● **EXERCISE DETAILS**
Every record below should be printed exactly as given.

-=-=-=-=-

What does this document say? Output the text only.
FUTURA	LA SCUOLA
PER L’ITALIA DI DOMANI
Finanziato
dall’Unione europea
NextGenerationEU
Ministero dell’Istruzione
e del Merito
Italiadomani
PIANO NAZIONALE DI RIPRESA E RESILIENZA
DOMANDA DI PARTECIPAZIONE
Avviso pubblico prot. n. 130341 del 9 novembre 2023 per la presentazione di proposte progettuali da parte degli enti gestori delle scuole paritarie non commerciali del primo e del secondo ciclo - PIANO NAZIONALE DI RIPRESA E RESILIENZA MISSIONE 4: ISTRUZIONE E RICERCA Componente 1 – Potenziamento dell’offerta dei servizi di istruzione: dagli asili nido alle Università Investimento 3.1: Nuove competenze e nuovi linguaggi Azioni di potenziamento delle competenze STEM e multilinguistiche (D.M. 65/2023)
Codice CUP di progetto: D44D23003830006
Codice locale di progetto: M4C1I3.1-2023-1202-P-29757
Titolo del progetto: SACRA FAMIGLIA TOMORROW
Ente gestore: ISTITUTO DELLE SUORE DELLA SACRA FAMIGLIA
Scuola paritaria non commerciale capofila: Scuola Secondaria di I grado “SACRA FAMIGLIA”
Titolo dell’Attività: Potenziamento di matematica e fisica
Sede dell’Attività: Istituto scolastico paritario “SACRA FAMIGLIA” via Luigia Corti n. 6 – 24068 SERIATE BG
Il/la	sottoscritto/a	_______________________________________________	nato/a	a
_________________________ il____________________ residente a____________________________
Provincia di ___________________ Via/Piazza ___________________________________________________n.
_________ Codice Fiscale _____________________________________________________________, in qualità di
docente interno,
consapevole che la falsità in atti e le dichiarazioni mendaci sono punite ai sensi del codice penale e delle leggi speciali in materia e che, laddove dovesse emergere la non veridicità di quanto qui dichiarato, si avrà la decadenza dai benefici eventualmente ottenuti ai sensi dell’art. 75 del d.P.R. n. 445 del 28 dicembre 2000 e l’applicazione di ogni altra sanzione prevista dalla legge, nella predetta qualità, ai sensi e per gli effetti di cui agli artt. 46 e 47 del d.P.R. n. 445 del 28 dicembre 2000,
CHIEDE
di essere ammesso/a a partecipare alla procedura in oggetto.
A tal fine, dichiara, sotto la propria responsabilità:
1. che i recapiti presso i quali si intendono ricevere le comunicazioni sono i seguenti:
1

-=-=-=-=-

● **ANSWER FOR THIS EXERCISE**
What does this document say? Output the text only.
FUTURA	LA SCUOLA
PER L’ITALIA DI DOMANI
Finanziato
dall’Unione europea
NextGenerationEU
Ministero dell’Istruzione
e del Merito
Italiadomani
PIANO NAZIONALE DI RIPRESA E RESILIENZA
DOMANDA DI PARTECIPAZIONE
Avviso pubblico prot. n. 130341 del 9 novembre 2023 per la presentazione di proposte progettuali da parte degli enti gestori delle scuole paritarie non commerciali del primo e del secondo ciclo - PIANO NAZIONALE DI RIPRESA E RESILIENZA MISSIONE 4: ISTRUZIONE E RICERCA Componente 1 – Potenziamento dell’offerta dei servizi di istruzione: dagli asili nido alle Università Investimento 3.1: Nuove competenze e nuovi linguaggi Azioni di potenziamento delle competenze STEM e multilinguistiche (D.M. 65/2023)
Codice CUP di progetto: D44D23003830006
Codice locale di progetto: M4C1I3.1-2023-1202-P-29757
Titolo del progetto: SACRA FAMIGLIA TOMORROW
Ente gestore: ISTITUTO DELLE SUORE DELLA SACRA FAMIGLIA
Scuola paritaria non commerciale capofila: Scuola Secondaria di I grado “SACRA FAMIGLIA”
Titolo dell’Attività: Potenziamento di matematica e fisica
Sede dell’Attività: Istituto scolastico paritario “SACRA FAMIGLIA” via Luigia Corti n. 6 – 24068 SERIATE BG
Il/la	sottoscritto/a	_______________________________________________	nato/a	a
_________________________ il____________________ residente a____________________________
Provincia di ___________________ Via/Piazza ___________________________________________________n.
_________ Codice Fiscale _____________________________________________________________, in qualità di
docente interno,
consapevole che la falsità in atti e le dichiarazioni mendaci sono punite ai sensi del codice penale e delle leggi speciali in materia e che, laddove dovesse emergere la non veridicità di quanto qui dichiarato, si avrà la decadenza dai benefici eventualmente ottenuti ai sensi dell’art. 75 del d.P.R. n. 445 del 28 dicembre 2000 e l’applicazione di ogni altra sanzione prevista dalla legge, nella predetta qualità, ai sensi e per gli effetti di cui agli artt. 46 e 47 del d.P.R. n. 445 del 28 dicembre 2000,
CHIEDE
di essere ammesso/a a partecipare alla procedura in oggetto.
A tal fine, dichiara, sotto la propria responsabilità:
1. che i recapiti presso i quali si intendono ricevere le comunicazioni sono i seguenti:
1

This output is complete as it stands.